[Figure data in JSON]
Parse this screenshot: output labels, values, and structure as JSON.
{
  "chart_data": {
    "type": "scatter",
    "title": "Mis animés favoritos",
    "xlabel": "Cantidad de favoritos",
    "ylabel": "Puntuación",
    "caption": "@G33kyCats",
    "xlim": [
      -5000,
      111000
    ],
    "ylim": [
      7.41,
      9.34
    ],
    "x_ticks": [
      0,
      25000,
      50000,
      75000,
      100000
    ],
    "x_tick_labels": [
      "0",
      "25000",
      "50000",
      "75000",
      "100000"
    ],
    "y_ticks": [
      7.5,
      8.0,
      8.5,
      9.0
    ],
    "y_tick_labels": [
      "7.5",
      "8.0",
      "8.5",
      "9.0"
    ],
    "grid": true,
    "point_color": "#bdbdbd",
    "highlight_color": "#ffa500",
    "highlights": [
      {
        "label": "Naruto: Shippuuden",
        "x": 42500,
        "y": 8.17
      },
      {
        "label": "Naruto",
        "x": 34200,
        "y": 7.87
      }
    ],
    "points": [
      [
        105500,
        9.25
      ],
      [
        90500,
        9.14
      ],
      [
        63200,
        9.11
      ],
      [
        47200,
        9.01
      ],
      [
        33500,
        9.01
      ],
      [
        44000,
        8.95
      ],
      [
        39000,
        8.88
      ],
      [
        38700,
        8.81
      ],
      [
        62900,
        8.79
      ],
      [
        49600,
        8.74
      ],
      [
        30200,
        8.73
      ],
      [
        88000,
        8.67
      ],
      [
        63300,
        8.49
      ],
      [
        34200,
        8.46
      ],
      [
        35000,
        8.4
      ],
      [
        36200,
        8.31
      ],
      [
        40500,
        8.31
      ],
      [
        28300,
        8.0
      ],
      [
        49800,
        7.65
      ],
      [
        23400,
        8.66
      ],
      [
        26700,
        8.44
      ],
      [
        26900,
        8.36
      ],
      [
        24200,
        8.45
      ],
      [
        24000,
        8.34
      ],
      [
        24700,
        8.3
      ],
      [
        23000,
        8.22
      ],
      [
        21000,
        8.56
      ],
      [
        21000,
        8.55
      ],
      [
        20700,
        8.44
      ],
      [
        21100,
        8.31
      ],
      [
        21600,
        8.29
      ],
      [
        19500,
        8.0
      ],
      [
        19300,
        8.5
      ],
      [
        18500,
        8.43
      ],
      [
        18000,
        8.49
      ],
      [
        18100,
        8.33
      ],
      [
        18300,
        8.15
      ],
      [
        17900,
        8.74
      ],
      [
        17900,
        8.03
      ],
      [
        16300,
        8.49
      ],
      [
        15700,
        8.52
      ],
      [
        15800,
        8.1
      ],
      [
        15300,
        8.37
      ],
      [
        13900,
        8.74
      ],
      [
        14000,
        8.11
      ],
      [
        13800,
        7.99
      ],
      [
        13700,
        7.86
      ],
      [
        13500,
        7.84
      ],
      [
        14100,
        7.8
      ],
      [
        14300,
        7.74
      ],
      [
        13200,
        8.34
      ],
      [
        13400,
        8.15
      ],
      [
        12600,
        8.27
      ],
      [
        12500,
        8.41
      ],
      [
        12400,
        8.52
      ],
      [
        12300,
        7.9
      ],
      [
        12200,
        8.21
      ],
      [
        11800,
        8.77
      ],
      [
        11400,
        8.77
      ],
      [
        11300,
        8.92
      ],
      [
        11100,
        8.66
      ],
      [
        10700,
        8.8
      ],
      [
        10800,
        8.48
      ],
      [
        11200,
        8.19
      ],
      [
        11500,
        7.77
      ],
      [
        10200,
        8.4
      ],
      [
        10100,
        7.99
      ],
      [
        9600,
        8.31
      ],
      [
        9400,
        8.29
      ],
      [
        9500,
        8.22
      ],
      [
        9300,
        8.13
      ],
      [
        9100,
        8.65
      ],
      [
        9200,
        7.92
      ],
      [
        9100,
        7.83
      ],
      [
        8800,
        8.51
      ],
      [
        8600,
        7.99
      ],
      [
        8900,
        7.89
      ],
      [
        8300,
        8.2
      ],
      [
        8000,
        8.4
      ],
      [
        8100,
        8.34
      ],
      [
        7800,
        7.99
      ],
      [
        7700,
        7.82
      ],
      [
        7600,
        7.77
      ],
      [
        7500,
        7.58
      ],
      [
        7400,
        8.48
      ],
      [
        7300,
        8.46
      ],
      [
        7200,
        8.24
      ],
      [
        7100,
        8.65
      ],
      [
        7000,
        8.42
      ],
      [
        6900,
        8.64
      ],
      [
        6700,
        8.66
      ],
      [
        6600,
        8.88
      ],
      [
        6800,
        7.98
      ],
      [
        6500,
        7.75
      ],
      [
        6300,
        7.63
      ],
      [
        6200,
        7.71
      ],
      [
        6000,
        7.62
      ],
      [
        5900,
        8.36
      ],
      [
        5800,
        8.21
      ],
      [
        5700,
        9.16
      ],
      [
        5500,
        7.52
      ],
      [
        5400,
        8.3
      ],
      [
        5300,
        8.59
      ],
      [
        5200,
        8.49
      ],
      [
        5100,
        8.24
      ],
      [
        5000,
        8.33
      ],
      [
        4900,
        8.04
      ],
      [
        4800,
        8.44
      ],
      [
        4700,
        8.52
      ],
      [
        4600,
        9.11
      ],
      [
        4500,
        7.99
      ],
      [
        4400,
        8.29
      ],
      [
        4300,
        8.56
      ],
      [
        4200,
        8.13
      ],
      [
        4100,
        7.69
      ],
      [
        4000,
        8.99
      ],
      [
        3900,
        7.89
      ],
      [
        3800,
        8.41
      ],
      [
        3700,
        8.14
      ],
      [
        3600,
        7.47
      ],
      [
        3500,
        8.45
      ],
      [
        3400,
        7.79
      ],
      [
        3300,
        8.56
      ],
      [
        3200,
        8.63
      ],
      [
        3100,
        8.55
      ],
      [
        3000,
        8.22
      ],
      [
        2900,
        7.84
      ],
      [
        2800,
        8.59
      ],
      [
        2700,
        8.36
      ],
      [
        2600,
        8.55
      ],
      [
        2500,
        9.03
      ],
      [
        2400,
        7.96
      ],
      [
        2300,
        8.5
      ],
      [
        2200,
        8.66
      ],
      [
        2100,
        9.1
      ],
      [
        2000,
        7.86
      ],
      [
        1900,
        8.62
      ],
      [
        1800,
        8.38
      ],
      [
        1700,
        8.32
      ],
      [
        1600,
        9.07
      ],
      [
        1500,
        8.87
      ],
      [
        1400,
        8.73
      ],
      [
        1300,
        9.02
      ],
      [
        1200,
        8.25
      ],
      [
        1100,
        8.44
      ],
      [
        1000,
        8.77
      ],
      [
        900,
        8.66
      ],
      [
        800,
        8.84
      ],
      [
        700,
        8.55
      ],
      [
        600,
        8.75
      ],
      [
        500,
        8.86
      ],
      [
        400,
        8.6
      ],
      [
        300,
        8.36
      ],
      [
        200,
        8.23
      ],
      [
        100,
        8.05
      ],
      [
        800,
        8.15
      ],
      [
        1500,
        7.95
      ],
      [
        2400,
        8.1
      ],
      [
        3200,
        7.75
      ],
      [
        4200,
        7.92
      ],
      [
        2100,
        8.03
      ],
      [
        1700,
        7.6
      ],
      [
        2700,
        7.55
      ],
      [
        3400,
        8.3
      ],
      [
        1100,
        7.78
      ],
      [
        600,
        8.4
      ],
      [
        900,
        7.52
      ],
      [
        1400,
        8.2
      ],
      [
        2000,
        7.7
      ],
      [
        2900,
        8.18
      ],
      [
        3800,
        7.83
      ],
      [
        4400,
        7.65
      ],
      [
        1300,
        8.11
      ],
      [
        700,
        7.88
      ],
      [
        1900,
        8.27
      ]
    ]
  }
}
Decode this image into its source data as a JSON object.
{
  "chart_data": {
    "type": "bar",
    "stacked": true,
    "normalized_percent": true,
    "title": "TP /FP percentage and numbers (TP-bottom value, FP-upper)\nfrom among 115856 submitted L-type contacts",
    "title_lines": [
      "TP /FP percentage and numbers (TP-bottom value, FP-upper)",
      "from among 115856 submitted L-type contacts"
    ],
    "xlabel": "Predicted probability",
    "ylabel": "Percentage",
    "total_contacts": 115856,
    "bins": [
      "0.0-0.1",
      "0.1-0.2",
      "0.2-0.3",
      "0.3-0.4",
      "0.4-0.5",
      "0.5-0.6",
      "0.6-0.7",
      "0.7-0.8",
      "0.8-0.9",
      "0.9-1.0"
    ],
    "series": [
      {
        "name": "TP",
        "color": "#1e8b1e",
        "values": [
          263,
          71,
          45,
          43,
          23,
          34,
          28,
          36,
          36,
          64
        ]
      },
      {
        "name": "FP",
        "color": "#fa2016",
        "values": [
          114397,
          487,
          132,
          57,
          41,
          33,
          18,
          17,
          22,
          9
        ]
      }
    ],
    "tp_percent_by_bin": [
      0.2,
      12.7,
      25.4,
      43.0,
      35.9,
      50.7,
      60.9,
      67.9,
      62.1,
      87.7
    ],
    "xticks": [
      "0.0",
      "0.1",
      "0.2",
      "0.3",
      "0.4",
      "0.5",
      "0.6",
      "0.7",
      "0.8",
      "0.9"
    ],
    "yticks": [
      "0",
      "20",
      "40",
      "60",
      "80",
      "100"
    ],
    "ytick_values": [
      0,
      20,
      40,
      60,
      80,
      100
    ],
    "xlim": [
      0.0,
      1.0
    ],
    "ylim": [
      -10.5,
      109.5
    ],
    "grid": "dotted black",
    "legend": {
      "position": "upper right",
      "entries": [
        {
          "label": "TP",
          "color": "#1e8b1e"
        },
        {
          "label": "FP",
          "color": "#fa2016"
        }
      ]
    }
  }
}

_EXERCISE INSTRUCTIONS_
Report the number of lines in the listing that include the string "Naruto"; give nothing but the number.

_WRITTEN ANSWER_
2